(Raw records)
☆ ☆ ☆ ☆ ☆
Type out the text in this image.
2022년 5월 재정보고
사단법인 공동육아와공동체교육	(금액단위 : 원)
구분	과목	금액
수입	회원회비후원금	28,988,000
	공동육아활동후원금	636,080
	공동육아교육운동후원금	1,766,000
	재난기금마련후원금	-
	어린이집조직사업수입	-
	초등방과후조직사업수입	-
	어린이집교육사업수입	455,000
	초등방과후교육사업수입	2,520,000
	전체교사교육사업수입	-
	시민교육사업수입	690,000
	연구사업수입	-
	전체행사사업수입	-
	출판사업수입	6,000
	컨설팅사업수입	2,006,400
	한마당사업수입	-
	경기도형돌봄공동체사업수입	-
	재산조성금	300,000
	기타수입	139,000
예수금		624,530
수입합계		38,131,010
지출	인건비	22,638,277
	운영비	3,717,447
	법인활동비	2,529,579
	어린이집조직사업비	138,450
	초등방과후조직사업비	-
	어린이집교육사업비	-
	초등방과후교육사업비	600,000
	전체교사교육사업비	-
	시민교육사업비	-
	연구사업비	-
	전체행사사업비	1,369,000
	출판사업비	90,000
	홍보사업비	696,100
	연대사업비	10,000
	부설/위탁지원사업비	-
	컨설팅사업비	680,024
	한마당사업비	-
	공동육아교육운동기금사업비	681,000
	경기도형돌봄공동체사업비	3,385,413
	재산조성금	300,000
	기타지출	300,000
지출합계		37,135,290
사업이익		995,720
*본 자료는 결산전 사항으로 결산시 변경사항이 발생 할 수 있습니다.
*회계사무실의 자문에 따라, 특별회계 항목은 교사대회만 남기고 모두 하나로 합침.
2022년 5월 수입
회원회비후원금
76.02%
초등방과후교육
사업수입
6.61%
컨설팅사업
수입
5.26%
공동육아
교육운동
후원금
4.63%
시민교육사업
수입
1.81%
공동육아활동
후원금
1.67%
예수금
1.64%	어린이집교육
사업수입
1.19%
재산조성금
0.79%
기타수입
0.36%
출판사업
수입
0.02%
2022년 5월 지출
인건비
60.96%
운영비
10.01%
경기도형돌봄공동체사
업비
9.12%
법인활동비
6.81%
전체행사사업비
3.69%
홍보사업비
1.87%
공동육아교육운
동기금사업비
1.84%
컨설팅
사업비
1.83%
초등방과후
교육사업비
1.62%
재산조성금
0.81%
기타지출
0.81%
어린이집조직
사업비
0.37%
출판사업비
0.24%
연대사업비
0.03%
☆ ☆ ☆ ☆ ☆
◆ TASK GOAL ◆
Return all the data above once more, precisely as given.

◆ CORRECT RESULT ◆
Type out the text in this image.
2022년 5월 재정보고
사단법인 공동육아와공동체교육	(금액단위 : 원)
구분	과목	금액
수입	회원회비후원금	28,988,000
	공동육아활동후원금	636,080
	공동육아교육운동후원금	1,766,000
	재난기금마련후원금	-
	어린이집조직사업수입	-
	초등방과후조직사업수입	-
	어린이집교육사업수입	455,000
	초등방과후교육사업수입	2,520,000
	전체교사교육사업수입	-
	시민교육사업수입	690,000
	연구사업수입	-
	전체행사사업수입	-
	출판사업수입	6,000
	컨설팅사업수입	2,006,400
	한마당사업수입	-
	경기도형돌봄공동체사업수입	-
	재산조성금	300,000
	기타수입	139,000
예수금		624,530
수입합계		38,131,010
지출	인건비	22,638,277
	운영비	3,717,447
	법인활동비	2,529,579
	어린이집조직사업비	138,450
	초등방과후조직사업비	-
	어린이집교육사업비	-
	초등방과후교육사업비	600,000
	전체교사교육사업비	-
	시민교육사업비	-
	연구사업비	-
	전체행사사업비	1,369,000
	출판사업비	90,000
	홍보사업비	696,100
	연대사업비	10,000
	부설/위탁지원사업비	-
	컨설팅사업비	680,024
	한마당사업비	-
	공동육아교육운동기금사업비	681,000
	경기도형돌봄공동체사업비	3,385,413
	재산조성금	300,000
	기타지출	300,000
지출합계		37,135,290
사업이익		995,720
*본 자료는 결산전 사항으로 결산시 변경사항이 발생 할 수 있습니다.
*회계사무실의 자문에 따라, 특별회계 항목은 교사대회만 남기고 모두 하나로 합침.
2022년 5월 수입
회원회비후원금
76.02%
초등방과후교육
사업수입
6.61%
컨설팅사업
수입
5.26%
공동육아
교육운동
후원금
4.63%
시민교육사업
수입
1.81%
공동육아활동
후원금
1.67%
예수금
1.64%	어린이집교육
사업수입
1.19%
재산조성금
0.79%
기타수입
0.36%
출판사업
수입
0.02%
2022년 5월 지출
인건비
60.96%
운영비
10.01%
경기도형돌봄공동체사
업비
9.12%
법인활동비
6.81%
전체행사사업비
3.69%
홍보사업비
1.87%
공동육아교육운
동기금사업비
1.84%
컨설팅
사업비
1.83%
초등방과후
교육사업비
1.62%
재산조성금
0.81%
기타지출
0.81%
어린이집조직
사업비
0.37%
출판사업비
0.24%
연대사업비
0.03%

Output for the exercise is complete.